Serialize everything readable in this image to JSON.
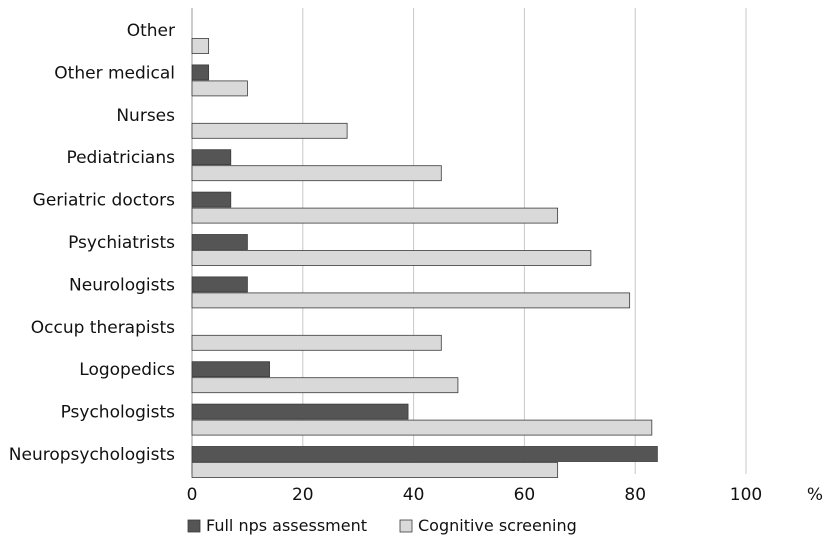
{
  "chart_data": {
    "type": "bar",
    "orientation": "horizontal",
    "categories": [
      "Other",
      "Other medical",
      "Nurses",
      "Pediatricians",
      "Geriatric doctors",
      "Psychiatrists",
      "Neurologists",
      "Occup therapists",
      "Logopedics",
      "Psychologists",
      "Neuropsychologists"
    ],
    "series": [
      {
        "name": "Full nps assessment",
        "color": "#555555",
        "values": [
          0,
          3,
          0,
          7,
          7,
          10,
          10,
          0,
          14,
          39,
          84
        ]
      },
      {
        "name": "Cognitive screening",
        "color": "#d9d9d9",
        "values": [
          3,
          10,
          28,
          45,
          66,
          72,
          79,
          45,
          48,
          83,
          66
        ]
      }
    ],
    "xlim": [
      0,
      100
    ],
    "xticks": [
      "0",
      "20",
      "40",
      "60",
      "80",
      "100"
    ],
    "unit": "%",
    "grid": true,
    "legend_position": "bottom"
  }
}
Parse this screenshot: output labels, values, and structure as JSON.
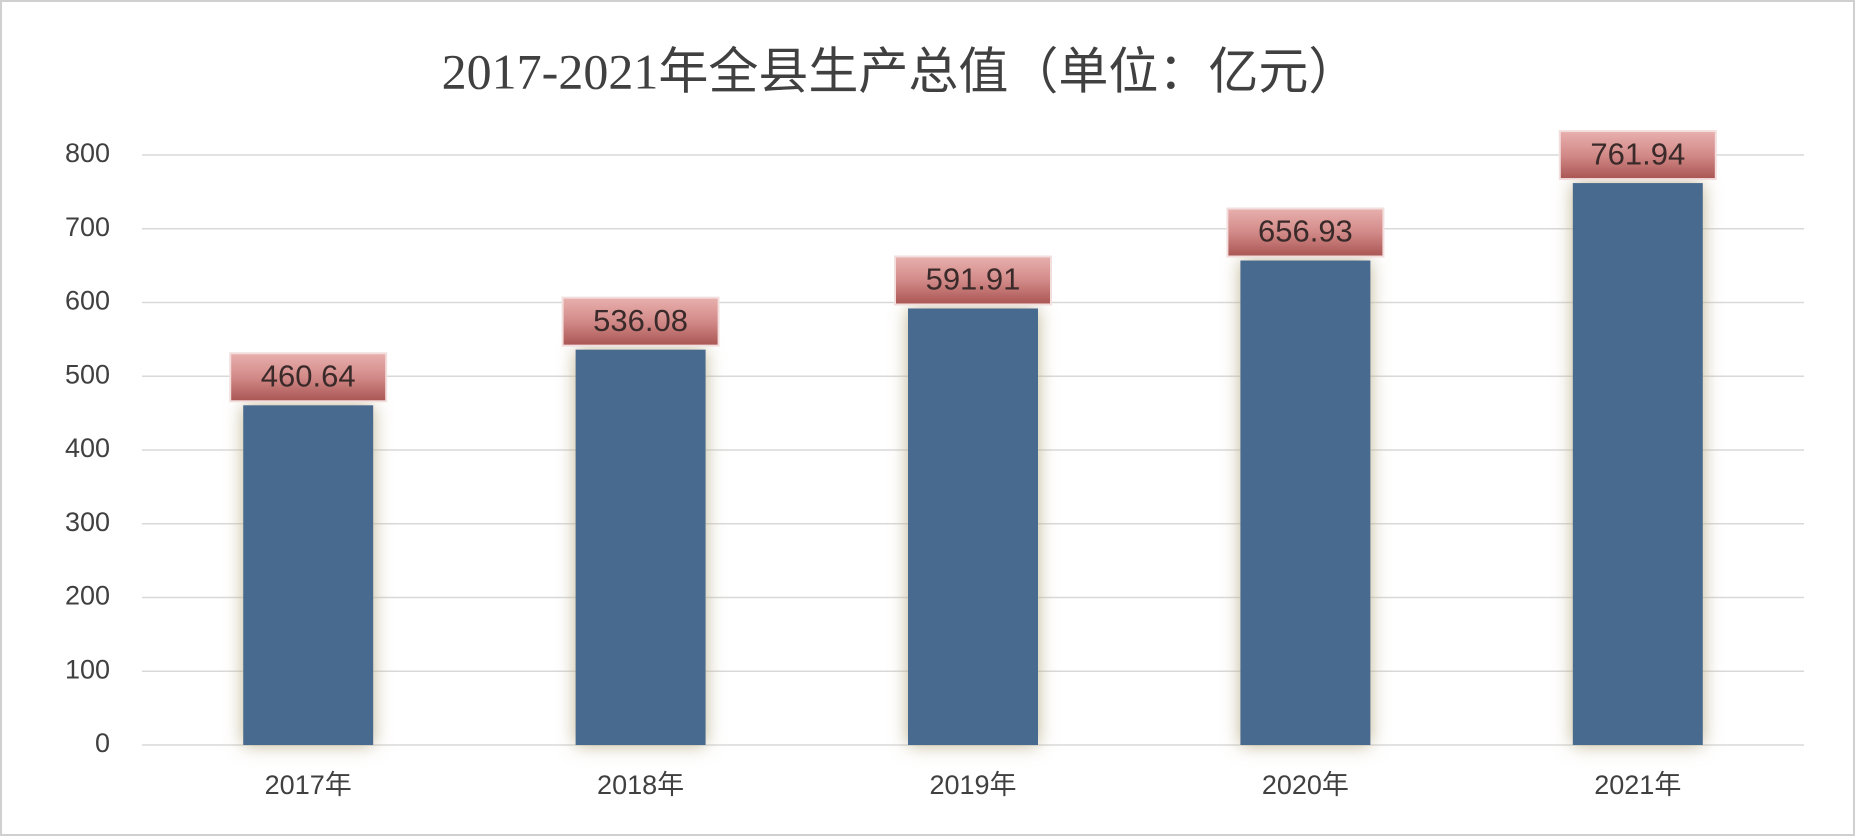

• [Exercise goal] Write the records above out again exactly, with no pictures in your copy.

• [Answer to the problem]
Serialize everything readable in this image to JSON.
{
  "chart_data": {
    "type": "bar",
    "orientation": "horizontal",
    "categories": [
      "Other",
      "Other medical",
      "Nurses",
      "Pediatricians",
      "Geriatric doctors",
      "Psychiatrists",
      "Neurologists",
      "Occup therapists",
      "Logopedics",
      "Psychologists",
      "Neuropsychologists"
    ],
    "series": [
      {
        "name": "Full nps assessment",
        "color": "#555555",
        "values": [
          0,
          3,
          0,
          7,
          7,
          10,
          10,
          0,
          14,
          39,
          84
        ]
      },
      {
        "name": "Cognitive screening",
        "color": "#d9d9d9",
        "values": [
          3,
          10,
          28,
          45,
          66,
          72,
          79,
          45,
          48,
          83,
          66
        ]
      }
    ],
    "xlim": [
      0,
      100
    ],
    "xticks": [
      "0",
      "20",
      "40",
      "60",
      "80",
      "100"
    ],
    "unit": "%",
    "grid": true,
    "legend_position": "bottom"
  }
}
Parse this screenshot: output labels, values, and structure as JSON.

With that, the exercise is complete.